• [What the task asks]: Quote word for word the part of the records below that opens with the line containing "- Text: 2: 2: [186, 50, 196, 63]" and closes with the line containing "- Text: NC: NC: [40, 103, 60, 116]", including both of those lines and nothing else.

• [Input rows]:
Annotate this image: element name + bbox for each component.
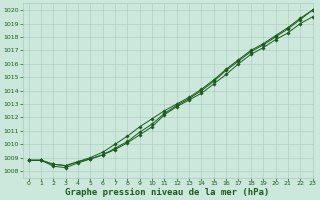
X-axis label: Graphe pression niveau de la mer (hPa): Graphe pression niveau de la mer (hPa) <box>65 188 270 197</box>
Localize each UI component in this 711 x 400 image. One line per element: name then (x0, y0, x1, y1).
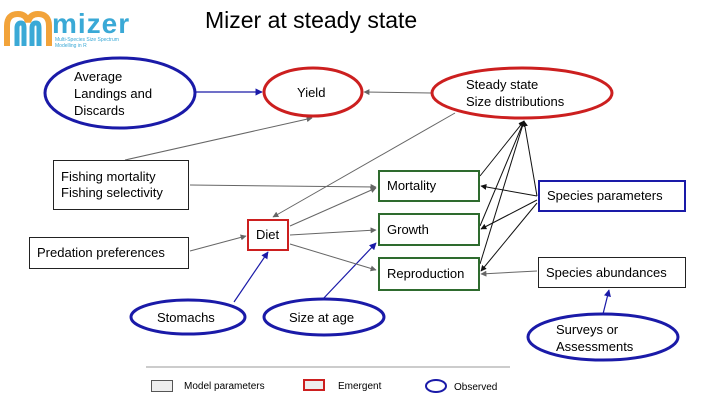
legend-emergent-swatch (303, 379, 325, 391)
arrow-stomachs-to-diet (233, 251, 269, 303)
ellipse-size-at-age (262, 297, 386, 337)
arrow-diet-to-growth (289, 227, 377, 236)
stomachs-label: Stomachs (157, 310, 215, 325)
surveys-label: Surveys or Assessments (556, 322, 634, 354)
mortality-box: Mortality (378, 170, 480, 202)
arrow-mortality-to-steady (479, 120, 525, 177)
logo-tagline: Multi-Species Size Spectrum Modelling in… (55, 37, 119, 49)
arrow-reproduction-to-steady (479, 120, 526, 265)
arrow-steady-to-diet (272, 112, 456, 218)
growth-box: Growth (378, 213, 480, 246)
legend-observed-swatch (425, 379, 447, 393)
ellipse-average-landings (43, 56, 197, 130)
reproduction-box: Reproduction (378, 257, 480, 291)
arrow-abundances-to-reproduction (480, 270, 538, 277)
arrow-predation-to-diet (189, 234, 247, 252)
arrow-params-to-growth (480, 199, 538, 230)
ellipse-yield (262, 66, 364, 118)
diet-box: Diet (247, 219, 289, 251)
species-abundances-box: Species abundances (538, 257, 686, 288)
arrow-params-to-reproduction (480, 202, 538, 272)
logo-wordmark: mizer (52, 8, 131, 39)
ellipse-steady-state (430, 66, 614, 120)
arrow-fishing-to-yield (124, 116, 313, 161)
page-title: Mizer at steady state (205, 7, 418, 33)
logo-mark-icon (4, 10, 52, 46)
predation-preferences-box: Predation preferences (29, 237, 189, 269)
ellipse-surveys (526, 312, 680, 362)
mizer-logo: mizer Multi-Species Size Spectrum Modell… (0, 3, 140, 55)
size-at-age-label: Size at age (289, 310, 355, 325)
species-parameters-box: Species parameters (538, 180, 686, 212)
arrow-surveys-to-abundances (602, 289, 611, 315)
average-landings-label: Average Landings and Discards (74, 69, 153, 118)
fishing-box: Fishing mortality Fishing selectivity (53, 160, 189, 210)
arrow-growth-to-steady (479, 120, 525, 227)
legend-model-parameters-swatch (151, 380, 173, 392)
legend-observed-label: Observed (454, 382, 498, 393)
ellipse-stomachs (129, 298, 247, 336)
arrow-steady-to-yield (363, 89, 432, 96)
steady-state-label: Steady state Size distributions (466, 77, 565, 109)
yield-label: Yield (297, 85, 326, 100)
arrow-sizeage-to-growth (321, 242, 377, 301)
arrow-params-to-mortality (480, 183, 538, 197)
legend-emergent-label: Emergent (338, 381, 382, 392)
arrow-fishing-to-mortality (189, 183, 377, 190)
legend-model-parameters-label: Model parameters (184, 381, 265, 392)
arrow-params-to-steady (521, 120, 538, 197)
arrow-diet-to-reproduction (289, 243, 377, 272)
arrow-diet-to-mortality (289, 187, 377, 227)
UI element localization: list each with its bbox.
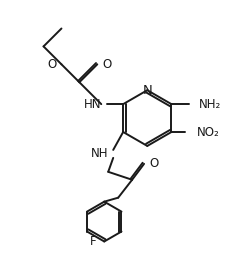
Text: O: O: [149, 157, 158, 170]
Text: NH: NH: [91, 147, 108, 160]
Text: O: O: [47, 58, 57, 71]
Text: HN: HN: [84, 98, 101, 111]
Text: NO₂: NO₂: [197, 126, 220, 139]
Text: O: O: [102, 58, 111, 71]
Text: N: N: [142, 84, 152, 97]
Text: F: F: [90, 235, 96, 248]
Text: NH₂: NH₂: [199, 98, 222, 111]
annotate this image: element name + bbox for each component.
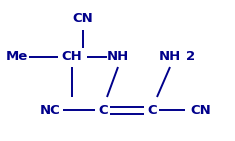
- Text: 2: 2: [186, 50, 196, 63]
- Text: C: C: [147, 103, 157, 116]
- Text: CH: CH: [62, 50, 82, 63]
- Text: CN: CN: [73, 12, 93, 25]
- Text: NH: NH: [107, 50, 129, 63]
- Text: CN: CN: [191, 103, 211, 116]
- Text: C: C: [98, 103, 108, 116]
- Text: NH: NH: [159, 50, 181, 63]
- Text: Me: Me: [6, 50, 28, 63]
- Text: NC: NC: [40, 103, 60, 116]
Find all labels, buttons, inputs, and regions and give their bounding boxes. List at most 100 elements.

• [Expected output]:
- Text: 2: 2: [186, 50, 196, 63]
- Text: C: C: [147, 103, 157, 116]
- Text: CH: CH: [62, 50, 82, 63]
- Text: CN: CN: [73, 12, 93, 25]
- Text: NH: NH: [107, 50, 129, 63]
- Text: CN: CN: [191, 103, 211, 116]
- Text: C: C: [98, 103, 108, 116]
- Text: NH: NH: [159, 50, 181, 63]
- Text: Me: Me: [6, 50, 28, 63]
- Text: NC: NC: [40, 103, 60, 116]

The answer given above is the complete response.